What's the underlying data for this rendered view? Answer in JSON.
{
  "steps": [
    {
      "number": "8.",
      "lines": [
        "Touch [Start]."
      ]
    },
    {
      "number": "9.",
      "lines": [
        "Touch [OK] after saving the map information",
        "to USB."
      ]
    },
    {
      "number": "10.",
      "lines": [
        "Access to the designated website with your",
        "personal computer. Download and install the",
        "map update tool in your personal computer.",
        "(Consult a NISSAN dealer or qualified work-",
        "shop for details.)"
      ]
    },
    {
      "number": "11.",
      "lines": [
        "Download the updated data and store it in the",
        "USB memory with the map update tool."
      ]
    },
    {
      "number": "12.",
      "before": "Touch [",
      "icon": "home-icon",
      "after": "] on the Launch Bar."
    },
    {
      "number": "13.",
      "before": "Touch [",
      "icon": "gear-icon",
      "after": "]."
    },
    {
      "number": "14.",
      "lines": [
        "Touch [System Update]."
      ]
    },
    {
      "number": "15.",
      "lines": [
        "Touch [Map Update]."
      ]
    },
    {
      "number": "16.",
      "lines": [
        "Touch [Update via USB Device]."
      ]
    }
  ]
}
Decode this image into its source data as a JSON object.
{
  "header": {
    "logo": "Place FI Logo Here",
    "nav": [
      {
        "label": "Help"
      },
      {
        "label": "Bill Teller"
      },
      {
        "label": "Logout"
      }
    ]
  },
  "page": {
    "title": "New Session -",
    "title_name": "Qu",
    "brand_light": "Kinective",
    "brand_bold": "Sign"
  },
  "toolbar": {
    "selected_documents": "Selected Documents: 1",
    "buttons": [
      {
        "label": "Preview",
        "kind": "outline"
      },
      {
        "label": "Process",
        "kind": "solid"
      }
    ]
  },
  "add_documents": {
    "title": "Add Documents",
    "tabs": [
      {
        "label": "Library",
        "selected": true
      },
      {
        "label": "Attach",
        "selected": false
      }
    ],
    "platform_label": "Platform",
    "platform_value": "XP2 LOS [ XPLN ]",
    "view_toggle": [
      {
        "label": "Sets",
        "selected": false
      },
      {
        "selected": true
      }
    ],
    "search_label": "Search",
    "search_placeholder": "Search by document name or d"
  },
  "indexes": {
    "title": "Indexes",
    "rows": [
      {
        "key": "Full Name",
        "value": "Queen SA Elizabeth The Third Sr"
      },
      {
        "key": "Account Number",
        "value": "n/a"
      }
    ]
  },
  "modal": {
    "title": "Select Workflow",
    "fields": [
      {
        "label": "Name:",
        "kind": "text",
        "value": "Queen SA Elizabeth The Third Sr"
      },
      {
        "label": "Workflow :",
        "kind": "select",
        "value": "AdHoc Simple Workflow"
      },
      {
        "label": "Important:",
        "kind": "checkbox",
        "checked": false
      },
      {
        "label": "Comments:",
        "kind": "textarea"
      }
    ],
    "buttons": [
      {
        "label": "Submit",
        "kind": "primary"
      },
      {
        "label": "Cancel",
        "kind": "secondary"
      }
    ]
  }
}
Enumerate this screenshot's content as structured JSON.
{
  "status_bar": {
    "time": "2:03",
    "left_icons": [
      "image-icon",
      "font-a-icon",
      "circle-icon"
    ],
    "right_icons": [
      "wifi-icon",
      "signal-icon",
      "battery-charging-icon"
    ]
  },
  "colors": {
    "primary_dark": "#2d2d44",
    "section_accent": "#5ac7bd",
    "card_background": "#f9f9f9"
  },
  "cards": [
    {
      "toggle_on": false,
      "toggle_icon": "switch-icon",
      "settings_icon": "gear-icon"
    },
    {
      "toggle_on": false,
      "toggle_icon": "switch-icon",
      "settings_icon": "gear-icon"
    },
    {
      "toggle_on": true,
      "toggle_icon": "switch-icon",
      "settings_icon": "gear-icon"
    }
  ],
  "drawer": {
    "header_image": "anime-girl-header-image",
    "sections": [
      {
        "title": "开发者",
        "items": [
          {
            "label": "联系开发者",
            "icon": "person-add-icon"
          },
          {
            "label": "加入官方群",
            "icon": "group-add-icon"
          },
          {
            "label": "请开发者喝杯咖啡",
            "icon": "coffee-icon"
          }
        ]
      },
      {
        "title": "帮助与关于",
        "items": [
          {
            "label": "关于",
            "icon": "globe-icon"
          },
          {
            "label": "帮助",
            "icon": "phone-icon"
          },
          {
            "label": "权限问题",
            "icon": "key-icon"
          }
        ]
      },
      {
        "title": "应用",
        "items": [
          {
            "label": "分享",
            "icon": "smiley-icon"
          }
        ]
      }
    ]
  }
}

***

→ **REQUIRED TASK**:
Isolate the lines that hold the word "JSON" and copy all of them.

→ **WRITTEN RESPONSE**:
What's the underlying data for this rendered view? Answer in JSON.
Decode this image into its source data as a JSON object.
Enumerate this screenshot's content as structured JSON.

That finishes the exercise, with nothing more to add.